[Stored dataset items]
·····
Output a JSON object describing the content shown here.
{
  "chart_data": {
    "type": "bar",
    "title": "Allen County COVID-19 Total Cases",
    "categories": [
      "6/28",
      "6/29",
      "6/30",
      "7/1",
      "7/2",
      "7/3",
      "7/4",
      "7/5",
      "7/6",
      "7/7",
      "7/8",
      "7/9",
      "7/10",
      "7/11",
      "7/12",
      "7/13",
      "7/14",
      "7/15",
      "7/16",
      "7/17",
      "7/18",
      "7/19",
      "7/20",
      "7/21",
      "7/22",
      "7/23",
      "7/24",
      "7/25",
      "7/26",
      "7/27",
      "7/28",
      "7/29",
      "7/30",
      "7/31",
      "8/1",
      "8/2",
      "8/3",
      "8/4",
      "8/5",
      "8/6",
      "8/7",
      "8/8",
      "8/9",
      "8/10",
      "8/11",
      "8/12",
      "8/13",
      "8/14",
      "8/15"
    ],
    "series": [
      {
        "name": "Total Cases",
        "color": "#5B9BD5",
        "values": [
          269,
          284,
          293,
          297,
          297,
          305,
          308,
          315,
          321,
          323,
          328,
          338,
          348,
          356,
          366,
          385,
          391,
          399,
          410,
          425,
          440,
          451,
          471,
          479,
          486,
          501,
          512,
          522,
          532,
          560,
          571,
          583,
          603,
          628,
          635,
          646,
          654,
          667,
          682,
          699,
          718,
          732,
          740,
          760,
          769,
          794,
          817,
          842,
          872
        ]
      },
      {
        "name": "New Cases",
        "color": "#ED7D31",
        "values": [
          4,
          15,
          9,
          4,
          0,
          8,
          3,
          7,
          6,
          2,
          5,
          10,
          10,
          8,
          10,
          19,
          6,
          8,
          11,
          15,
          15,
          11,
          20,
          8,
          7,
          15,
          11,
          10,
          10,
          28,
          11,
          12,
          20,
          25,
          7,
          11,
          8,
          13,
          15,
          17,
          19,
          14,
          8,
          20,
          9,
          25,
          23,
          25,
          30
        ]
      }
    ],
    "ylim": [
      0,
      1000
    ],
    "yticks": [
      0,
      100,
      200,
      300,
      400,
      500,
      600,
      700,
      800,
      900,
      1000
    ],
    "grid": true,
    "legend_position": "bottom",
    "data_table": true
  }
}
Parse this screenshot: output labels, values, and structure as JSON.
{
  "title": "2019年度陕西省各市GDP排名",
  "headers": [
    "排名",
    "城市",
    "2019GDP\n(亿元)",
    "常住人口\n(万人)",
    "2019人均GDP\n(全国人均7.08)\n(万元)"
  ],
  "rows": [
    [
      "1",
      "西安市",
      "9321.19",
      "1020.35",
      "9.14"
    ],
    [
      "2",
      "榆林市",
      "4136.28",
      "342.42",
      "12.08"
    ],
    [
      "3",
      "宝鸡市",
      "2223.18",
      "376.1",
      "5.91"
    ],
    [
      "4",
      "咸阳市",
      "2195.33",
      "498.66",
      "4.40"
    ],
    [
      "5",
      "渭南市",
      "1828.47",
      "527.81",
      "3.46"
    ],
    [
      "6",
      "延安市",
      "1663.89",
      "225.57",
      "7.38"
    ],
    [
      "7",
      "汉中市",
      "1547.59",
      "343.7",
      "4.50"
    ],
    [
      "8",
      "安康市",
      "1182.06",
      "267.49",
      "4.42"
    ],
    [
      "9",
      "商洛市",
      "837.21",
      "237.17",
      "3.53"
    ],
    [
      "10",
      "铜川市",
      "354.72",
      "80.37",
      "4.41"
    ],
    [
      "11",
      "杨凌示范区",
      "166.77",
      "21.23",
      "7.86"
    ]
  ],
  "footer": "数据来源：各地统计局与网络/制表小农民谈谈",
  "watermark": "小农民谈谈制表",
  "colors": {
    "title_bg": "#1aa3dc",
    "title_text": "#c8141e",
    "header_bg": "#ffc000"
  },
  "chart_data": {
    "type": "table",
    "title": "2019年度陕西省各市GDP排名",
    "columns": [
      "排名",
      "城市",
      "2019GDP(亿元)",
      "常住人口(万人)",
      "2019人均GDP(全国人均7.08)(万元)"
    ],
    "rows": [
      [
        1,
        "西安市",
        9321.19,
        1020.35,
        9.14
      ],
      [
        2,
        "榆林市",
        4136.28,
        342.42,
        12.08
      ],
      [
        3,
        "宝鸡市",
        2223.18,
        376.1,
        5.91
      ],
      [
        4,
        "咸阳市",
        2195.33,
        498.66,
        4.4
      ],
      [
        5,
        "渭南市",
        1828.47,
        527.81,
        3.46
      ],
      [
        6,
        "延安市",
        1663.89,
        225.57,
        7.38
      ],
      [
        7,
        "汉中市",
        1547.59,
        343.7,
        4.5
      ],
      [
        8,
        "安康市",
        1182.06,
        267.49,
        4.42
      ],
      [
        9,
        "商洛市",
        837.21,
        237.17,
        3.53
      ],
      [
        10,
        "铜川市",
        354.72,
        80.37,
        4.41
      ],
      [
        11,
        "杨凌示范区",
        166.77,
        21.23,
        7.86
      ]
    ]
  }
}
·····
## Task to carry out
Retype the material in full. Each word must match.

## Exercise answer
Output a JSON object describing the content shown here.
{
  "chart_data": {
    "type": "bar",
    "title": "Allen County COVID-19 Total Cases",
    "categories": [
      "6/28",
      "6/29",
      "6/30",
      "7/1",
      "7/2",
      "7/3",
      "7/4",
      "7/5",
      "7/6",
      "7/7",
      "7/8",
      "7/9",
      "7/10",
      "7/11",
      "7/12",
      "7/13",
      "7/14",
      "7/15",
      "7/16",
      "7/17",
      "7/18",
      "7/19",
      "7/20",
      "7/21",
      "7/22",
      "7/23",
      "7/24",
      "7/25",
      "7/26",
      "7/27",
      "7/28",
      "7/29",
      "7/30",
      "7/31",
      "8/1",
      "8/2",
      "8/3",
      "8/4",
      "8/5",
      "8/6",
      "8/7",
      "8/8",
      "8/9",
      "8/10",
      "8/11",
      "8/12",
      "8/13",
      "8/14",
      "8/15"
    ],
    "series": [
      {
        "name": "Total Cases",
        "color": "#5B9BD5",
        "values": [
          269,
          284,
          293,
          297,
          297,
          305,
          308,
          315,
          321,
          323,
          328,
          338,
          348,
          356,
          366,
          385,
          391,
          399,
          410,
          425,
          440,
          451,
          471,
          479,
          486,
          501,
          512,
          522,
          532,
          560,
          571,
          583,
          603,
          628,
          635,
          646,
          654,
          667,
          682,
          699,
          718,
          732,
          740,
          760,
          769,
          794,
          817,
          842,
          872
        ]
      },
      {
        "name": "New Cases",
        "color": "#ED7D31",
        "values": [
          4,
          15,
          9,
          4,
          0,
          8,
          3,
          7,
          6,
          2,
          5,
          10,
          10,
          8,
          10,
          19,
          6,
          8,
          11,
          15,
          15,
          11,
          20,
          8,
          7,
          15,
          11,
          10,
          10,
          28,
          11,
          12,
          20,
          25,
          7,
          11,
          8,
          13,
          15,
          17,
          19,
          14,
          8,
          20,
          9,
          25,
          23,
          25,
          30
        ]
      }
    ],
    "ylim": [
      0,
      1000
    ],
    "yticks": [
      0,
      100,
      200,
      300,
      400,
      500,
      600,
      700,
      800,
      900,
      1000
    ],
    "grid": true,
    "legend_position": "bottom",
    "data_table": true
  }
}
Parse this screenshot: output labels, values, and structure as JSON.
{
  "title": "2019年度陕西省各市GDP排名",
  "headers": [
    "排名",
    "城市",
    "2019GDP\n(亿元)",
    "常住人口\n(万人)",
    "2019人均GDP\n(全国人均7.08)\n(万元)"
  ],
  "rows": [
    [
      "1",
      "西安市",
      "9321.19",
      "1020.35",
      "9.14"
    ],
    [
      "2",
      "榆林市",
      "4136.28",
      "342.42",
      "12.08"
    ],
    [
      "3",
      "宝鸡市",
      "2223.18",
      "376.1",
      "5.91"
    ],
    [
      "4",
      "咸阳市",
      "2195.33",
      "498.66",
      "4.40"
    ],
    [
      "5",
      "渭南市",
      "1828.47",
      "527.81",
      "3.46"
    ],
    [
      "6",
      "延安市",
      "1663.89",
      "225.57",
      "7.38"
    ],
    [
      "7",
      "汉中市",
      "1547.59",
      "343.7",
      "4.50"
    ],
    [
      "8",
      "安康市",
      "1182.06",
      "267.49",
      "4.42"
    ],
    [
      "9",
      "商洛市",
      "837.21",
      "237.17",
      "3.53"
    ],
    [
      "10",
      "铜川市",
      "354.72",
      "80.37",
      "4.41"
    ],
    [
      "11",
      "杨凌示范区",
      "166.77",
      "21.23",
      "7.86"
    ]
  ],
  "footer": "数据来源：各地统计局与网络/制表小农民谈谈",
  "watermark": "小农民谈谈制表",
  "colors": {
    "title_bg": "#1aa3dc",
    "title_text": "#c8141e",
    "header_bg": "#ffc000"
  },
  "chart_data": {
    "type": "table",
    "title": "2019年度陕西省各市GDP排名",
    "columns": [
      "排名",
      "城市",
      "2019GDP(亿元)",
      "常住人口(万人)",
      "2019人均GDP(全国人均7.08)(万元)"
    ],
    "rows": [
      [
        1,
        "西安市",
        9321.19,
        1020.35,
        9.14
      ],
      [
        2,
        "榆林市",
        4136.28,
        342.42,
        12.08
      ],
      [
        3,
        "宝鸡市",
        2223.18,
        376.1,
        5.91
      ],
      [
        4,
        "咸阳市",
        2195.33,
        498.66,
        4.4
      ],
      [
        5,
        "渭南市",
        1828.47,
        527.81,
        3.46
      ],
      [
        6,
        "延安市",
        1663.89,
        225.57,
        7.38
      ],
      [
        7,
        "汉中市",
        1547.59,
        343.7,
        4.5
      ],
      [
        8,
        "安康市",
        1182.06,
        267.49,
        4.42
      ],
      [
        9,
        "商洛市",
        837.21,
        237.17,
        3.53
      ],
      [
        10,
        "铜川市",
        354.72,
        80.37,
        4.41
      ],
      [
        11,
        "杨凌示范区",
        166.77,
        21.23,
        7.86
      ]
    ]
  }
}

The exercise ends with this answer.